#### [Data extract]

====

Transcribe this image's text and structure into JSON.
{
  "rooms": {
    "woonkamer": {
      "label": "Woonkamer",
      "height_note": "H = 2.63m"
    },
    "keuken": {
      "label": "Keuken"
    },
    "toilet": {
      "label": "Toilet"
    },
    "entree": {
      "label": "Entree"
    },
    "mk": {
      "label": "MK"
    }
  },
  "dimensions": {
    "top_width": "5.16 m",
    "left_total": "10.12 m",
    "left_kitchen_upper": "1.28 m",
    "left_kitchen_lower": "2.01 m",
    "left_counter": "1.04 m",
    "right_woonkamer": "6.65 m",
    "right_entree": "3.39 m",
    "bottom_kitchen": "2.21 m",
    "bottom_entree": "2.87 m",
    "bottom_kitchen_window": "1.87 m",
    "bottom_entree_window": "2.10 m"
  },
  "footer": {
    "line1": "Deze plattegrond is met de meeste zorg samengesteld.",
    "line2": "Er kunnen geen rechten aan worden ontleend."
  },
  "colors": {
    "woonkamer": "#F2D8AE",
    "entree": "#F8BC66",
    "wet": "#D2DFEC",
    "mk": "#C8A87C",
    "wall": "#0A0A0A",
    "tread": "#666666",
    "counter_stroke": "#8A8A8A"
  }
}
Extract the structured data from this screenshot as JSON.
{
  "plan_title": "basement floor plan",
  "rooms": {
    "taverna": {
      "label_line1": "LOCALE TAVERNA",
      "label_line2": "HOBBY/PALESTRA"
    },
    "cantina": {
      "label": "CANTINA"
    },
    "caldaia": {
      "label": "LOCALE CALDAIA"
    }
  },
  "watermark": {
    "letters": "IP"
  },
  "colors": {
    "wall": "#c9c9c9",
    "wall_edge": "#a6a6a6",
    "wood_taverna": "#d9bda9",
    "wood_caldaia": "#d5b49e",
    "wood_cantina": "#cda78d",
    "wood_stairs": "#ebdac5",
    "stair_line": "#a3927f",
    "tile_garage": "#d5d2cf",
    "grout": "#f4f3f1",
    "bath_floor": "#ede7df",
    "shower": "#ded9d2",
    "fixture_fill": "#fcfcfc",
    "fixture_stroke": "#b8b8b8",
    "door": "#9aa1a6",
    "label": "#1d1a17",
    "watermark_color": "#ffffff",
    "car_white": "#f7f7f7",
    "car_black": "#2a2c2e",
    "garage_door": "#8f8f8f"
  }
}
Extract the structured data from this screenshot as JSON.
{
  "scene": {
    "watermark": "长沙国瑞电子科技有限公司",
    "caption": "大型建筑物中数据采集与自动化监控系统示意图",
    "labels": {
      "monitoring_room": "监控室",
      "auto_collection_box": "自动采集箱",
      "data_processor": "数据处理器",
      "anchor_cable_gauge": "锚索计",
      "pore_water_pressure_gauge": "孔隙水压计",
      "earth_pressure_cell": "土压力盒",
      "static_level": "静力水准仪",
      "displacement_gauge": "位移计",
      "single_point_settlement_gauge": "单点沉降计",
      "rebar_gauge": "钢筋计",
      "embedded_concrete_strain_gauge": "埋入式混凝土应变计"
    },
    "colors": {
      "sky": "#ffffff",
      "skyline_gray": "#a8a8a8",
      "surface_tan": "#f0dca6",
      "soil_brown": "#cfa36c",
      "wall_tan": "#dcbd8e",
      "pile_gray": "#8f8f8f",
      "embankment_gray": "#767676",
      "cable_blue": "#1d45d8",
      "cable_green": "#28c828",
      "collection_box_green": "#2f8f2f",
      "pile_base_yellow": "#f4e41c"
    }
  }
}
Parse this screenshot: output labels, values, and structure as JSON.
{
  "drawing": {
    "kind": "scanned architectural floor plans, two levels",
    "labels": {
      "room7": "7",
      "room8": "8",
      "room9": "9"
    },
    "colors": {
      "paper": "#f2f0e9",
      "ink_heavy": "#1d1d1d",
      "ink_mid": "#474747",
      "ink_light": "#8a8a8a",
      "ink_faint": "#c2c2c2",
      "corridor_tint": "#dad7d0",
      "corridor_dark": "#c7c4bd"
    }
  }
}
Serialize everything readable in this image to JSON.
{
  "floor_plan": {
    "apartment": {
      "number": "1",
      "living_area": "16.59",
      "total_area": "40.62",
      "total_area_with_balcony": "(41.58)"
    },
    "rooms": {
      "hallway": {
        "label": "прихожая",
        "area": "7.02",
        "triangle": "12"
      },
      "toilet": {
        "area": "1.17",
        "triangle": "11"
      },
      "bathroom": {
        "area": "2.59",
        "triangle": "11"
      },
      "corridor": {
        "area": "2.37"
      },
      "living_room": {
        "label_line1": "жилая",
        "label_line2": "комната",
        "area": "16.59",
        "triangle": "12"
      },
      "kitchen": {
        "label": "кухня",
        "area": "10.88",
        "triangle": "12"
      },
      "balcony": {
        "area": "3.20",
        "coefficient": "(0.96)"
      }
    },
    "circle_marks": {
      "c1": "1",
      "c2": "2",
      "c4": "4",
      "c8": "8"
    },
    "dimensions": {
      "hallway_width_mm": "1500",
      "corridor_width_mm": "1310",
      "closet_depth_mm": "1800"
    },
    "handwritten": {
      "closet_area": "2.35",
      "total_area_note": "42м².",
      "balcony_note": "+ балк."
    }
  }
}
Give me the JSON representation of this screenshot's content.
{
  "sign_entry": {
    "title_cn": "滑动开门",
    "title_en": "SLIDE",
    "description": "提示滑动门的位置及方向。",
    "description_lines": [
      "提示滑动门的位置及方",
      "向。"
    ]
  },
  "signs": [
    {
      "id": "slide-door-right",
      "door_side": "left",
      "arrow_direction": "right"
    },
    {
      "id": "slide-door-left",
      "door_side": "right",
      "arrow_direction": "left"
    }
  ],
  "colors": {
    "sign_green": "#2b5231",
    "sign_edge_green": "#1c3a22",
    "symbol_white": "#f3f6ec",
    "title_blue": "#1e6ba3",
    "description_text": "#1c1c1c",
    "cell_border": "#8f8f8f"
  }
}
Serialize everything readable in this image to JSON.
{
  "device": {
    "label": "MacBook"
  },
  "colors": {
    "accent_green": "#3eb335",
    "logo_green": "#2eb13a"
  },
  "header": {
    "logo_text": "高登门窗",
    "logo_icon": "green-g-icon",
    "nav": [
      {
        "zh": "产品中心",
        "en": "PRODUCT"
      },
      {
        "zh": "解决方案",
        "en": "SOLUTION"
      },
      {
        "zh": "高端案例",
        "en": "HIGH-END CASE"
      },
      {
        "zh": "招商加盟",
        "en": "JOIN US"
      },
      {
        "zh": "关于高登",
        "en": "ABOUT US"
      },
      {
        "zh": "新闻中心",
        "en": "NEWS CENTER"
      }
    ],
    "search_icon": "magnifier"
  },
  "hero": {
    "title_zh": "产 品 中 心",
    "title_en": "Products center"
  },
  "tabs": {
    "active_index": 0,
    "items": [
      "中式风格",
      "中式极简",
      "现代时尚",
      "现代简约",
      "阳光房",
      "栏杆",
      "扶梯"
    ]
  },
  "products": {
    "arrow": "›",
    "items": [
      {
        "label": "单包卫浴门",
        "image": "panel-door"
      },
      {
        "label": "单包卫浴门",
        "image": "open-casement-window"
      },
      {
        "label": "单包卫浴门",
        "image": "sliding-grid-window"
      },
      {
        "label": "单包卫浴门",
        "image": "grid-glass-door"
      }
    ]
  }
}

====

#### [Job]
The full set of records should be duplicated exactly.

#### [Output of the task]
Transcribe this image's text and structure into JSON.
{
  "rooms": {
    "woonkamer": {
      "label": "Woonkamer",
      "height_note": "H = 2.63m"
    },
    "keuken": {
      "label": "Keuken"
    },
    "toilet": {
      "label": "Toilet"
    },
    "entree": {
      "label": "Entree"
    },
    "mk": {
      "label": "MK"
    }
  },
  "dimensions": {
    "top_width": "5.16 m",
    "left_total": "10.12 m",
    "left_kitchen_upper": "1.28 m",
    "left_kitchen_lower": "2.01 m",
    "left_counter": "1.04 m",
    "right_woonkamer": "6.65 m",
    "right_entree": "3.39 m",
    "bottom_kitchen": "2.21 m",
    "bottom_entree": "2.87 m",
    "bottom_kitchen_window": "1.87 m",
    "bottom_entree_window": "2.10 m"
  },
  "footer": {
    "line1": "Deze plattegrond is met de meeste zorg samengesteld.",
    "line2": "Er kunnen geen rechten aan worden ontleend."
  },
  "colors": {
    "woonkamer": "#F2D8AE",
    "entree": "#F8BC66",
    "wet": "#D2DFEC",
    "mk": "#C8A87C",
    "wall": "#0A0A0A",
    "tread": "#666666",
    "counter_stroke": "#8A8A8A"
  }
}
Extract the structured data from this screenshot as JSON.
{
  "plan_title": "basement floor plan",
  "rooms": {
    "taverna": {
      "label_line1": "LOCALE TAVERNA",
      "label_line2": "HOBBY/PALESTRA"
    },
    "cantina": {
      "label": "CANTINA"
    },
    "caldaia": {
      "label": "LOCALE CALDAIA"
    }
  },
  "watermark": {
    "letters": "IP"
  },
  "colors": {
    "wall": "#c9c9c9",
    "wall_edge": "#a6a6a6",
    "wood_taverna": "#d9bda9",
    "wood_caldaia": "#d5b49e",
    "wood_cantina": "#cda78d",
    "wood_stairs": "#ebdac5",
    "stair_line": "#a3927f",
    "tile_garage": "#d5d2cf",
    "grout": "#f4f3f1",
    "bath_floor": "#ede7df",
    "shower": "#ded9d2",
    "fixture_fill": "#fcfcfc",
    "fixture_stroke": "#b8b8b8",
    "door": "#9aa1a6",
    "label": "#1d1a17",
    "watermark_color": "#ffffff",
    "car_white": "#f7f7f7",
    "car_black": "#2a2c2e",
    "garage_door": "#8f8f8f"
  }
}
Extract the structured data from this screenshot as JSON.
{
  "scene": {
    "watermark": "长沙国瑞电子科技有限公司",
    "caption": "大型建筑物中数据采集与自动化监控系统示意图",
    "labels": {
      "monitoring_room": "监控室",
      "auto_collection_box": "自动采集箱",
      "data_processor": "数据处理器",
      "anchor_cable_gauge": "锚索计",
      "pore_water_pressure_gauge": "孔隙水压计",
      "earth_pressure_cell": "土压力盒",
      "static_level": "静力水准仪",
      "displacement_gauge": "位移计",
      "single_point_settlement_gauge": "单点沉降计",
      "rebar_gauge": "钢筋计",
      "embedded_concrete_strain_gauge": "埋入式混凝土应变计"
    },
    "colors": {
      "sky": "#ffffff",
      "skyline_gray": "#a8a8a8",
      "surface_tan": "#f0dca6",
      "soil_brown": "#cfa36c",
      "wall_tan": "#dcbd8e",
      "pile_gray": "#8f8f8f",
      "embankment_gray": "#767676",
      "cable_blue": "#1d45d8",
      "cable_green": "#28c828",
      "collection_box_green": "#2f8f2f",
      "pile_base_yellow": "#f4e41c"
    }
  }
}
Parse this screenshot: output labels, values, and structure as JSON.
{
  "drawing": {
    "kind": "scanned architectural floor plans, two levels",
    "labels": {
      "room7": "7",
      "room8": "8",
      "room9": "9"
    },
    "colors": {
      "paper": "#f2f0e9",
      "ink_heavy": "#1d1d1d",
      "ink_mid": "#474747",
      "ink_light": "#8a8a8a",
      "ink_faint": "#c2c2c2",
      "corridor_tint": "#dad7d0",
      "corridor_dark": "#c7c4bd"
    }
  }
}
Serialize everything readable in this image to JSON.
{
  "floor_plan": {
    "apartment": {
      "number": "1",
      "living_area": "16.59",
      "total_area": "40.62",
      "total_area_with_balcony": "(41.58)"
    },
    "rooms": {
      "hallway": {
        "label": "прихожая",
        "area": "7.02",
        "triangle": "12"
      },
      "toilet": {
        "area": "1.17",
        "triangle": "11"
      },
      "bathroom": {
        "area": "2.59",
        "triangle": "11"
      },
      "corridor": {
        "area": "2.37"
      },
      "living_room": {
        "label_line1": "жилая",
        "label_line2": "комната",
        "area": "16.59",
        "triangle": "12"
      },
      "kitchen": {
        "label": "кухня",
        "area": "10.88",
        "triangle": "12"
      },
      "balcony": {
        "area": "3.20",
        "coefficient": "(0.96)"
      }
    },
    "circle_marks": {
      "c1": "1",
      "c2": "2",
      "c4": "4",
      "c8": "8"
    },
    "dimensions": {
      "hallway_width_mm": "1500",
      "corridor_width_mm": "1310",
      "closet_depth_mm": "1800"
    },
    "handwritten": {
      "closet_area": "2.35",
      "total_area_note": "42м².",
      "balcony_note": "+ балк."
    }
  }
}
Give me the JSON representation of this screenshot's content.
{
  "sign_entry": {
    "title_cn": "滑动开门",
    "title_en": "SLIDE",
    "description": "提示滑动门的位置及方向。",
    "description_lines": [
      "提示滑动门的位置及方",
      "向。"
    ]
  },
  "signs": [
    {
      "id": "slide-door-right",
      "door_side": "left",
      "arrow_direction": "right"
    },
    {
      "id": "slide-door-left",
      "door_side": "right",
      "arrow_direction": "left"
    }
  ],
  "colors": {
    "sign_green": "#2b5231",
    "sign_edge_green": "#1c3a22",
    "symbol_white": "#f3f6ec",
    "title_blue": "#1e6ba3",
    "description_text": "#1c1c1c",
    "cell_border": "#8f8f8f"
  }
}
Serialize everything readable in this image to JSON.
{
  "device": {
    "label": "MacBook"
  },
  "colors": {
    "accent_green": "#3eb335",
    "logo_green": "#2eb13a"
  },
  "header": {
    "logo_text": "高登门窗",
    "logo_icon": "green-g-icon",
    "nav": [
      {
        "zh": "产品中心",
        "en": "PRODUCT"
      },
      {
        "zh": "解决方案",
        "en": "SOLUTION"
      },
      {
        "zh": "高端案例",
        "en": "HIGH-END CASE"
      },
      {
        "zh": "招商加盟",
        "en": "JOIN US"
      },
      {
        "zh": "关于高登",
        "en": "ABOUT US"
      },
      {
        "zh": "新闻中心",
        "en": "NEWS CENTER"
      }
    ],
    "search_icon": "magnifier"
  },
  "hero": {
    "title_zh": "产 品 中 心",
    "title_en": "Products center"
  },
  "tabs": {
    "active_index": 0,
    "items": [
      "中式风格",
      "中式极简",
      "现代时尚",
      "现代简约",
      "阳光房",
      "栏杆",
      "扶梯"
    ]
  },
  "products": {
    "arrow": "›",
    "items": [
      {
        "label": "单包卫浴门",
        "image": "panel-door"
      },
      {
        "label": "单包卫浴门",
        "image": "open-casement-window"
      },
      {
        "label": "单包卫浴门",
        "image": "sliding-grid-window"
      },
      {
        "label": "单包卫浴门",
        "image": "grid-glass-door"
      }
    ]
  }
}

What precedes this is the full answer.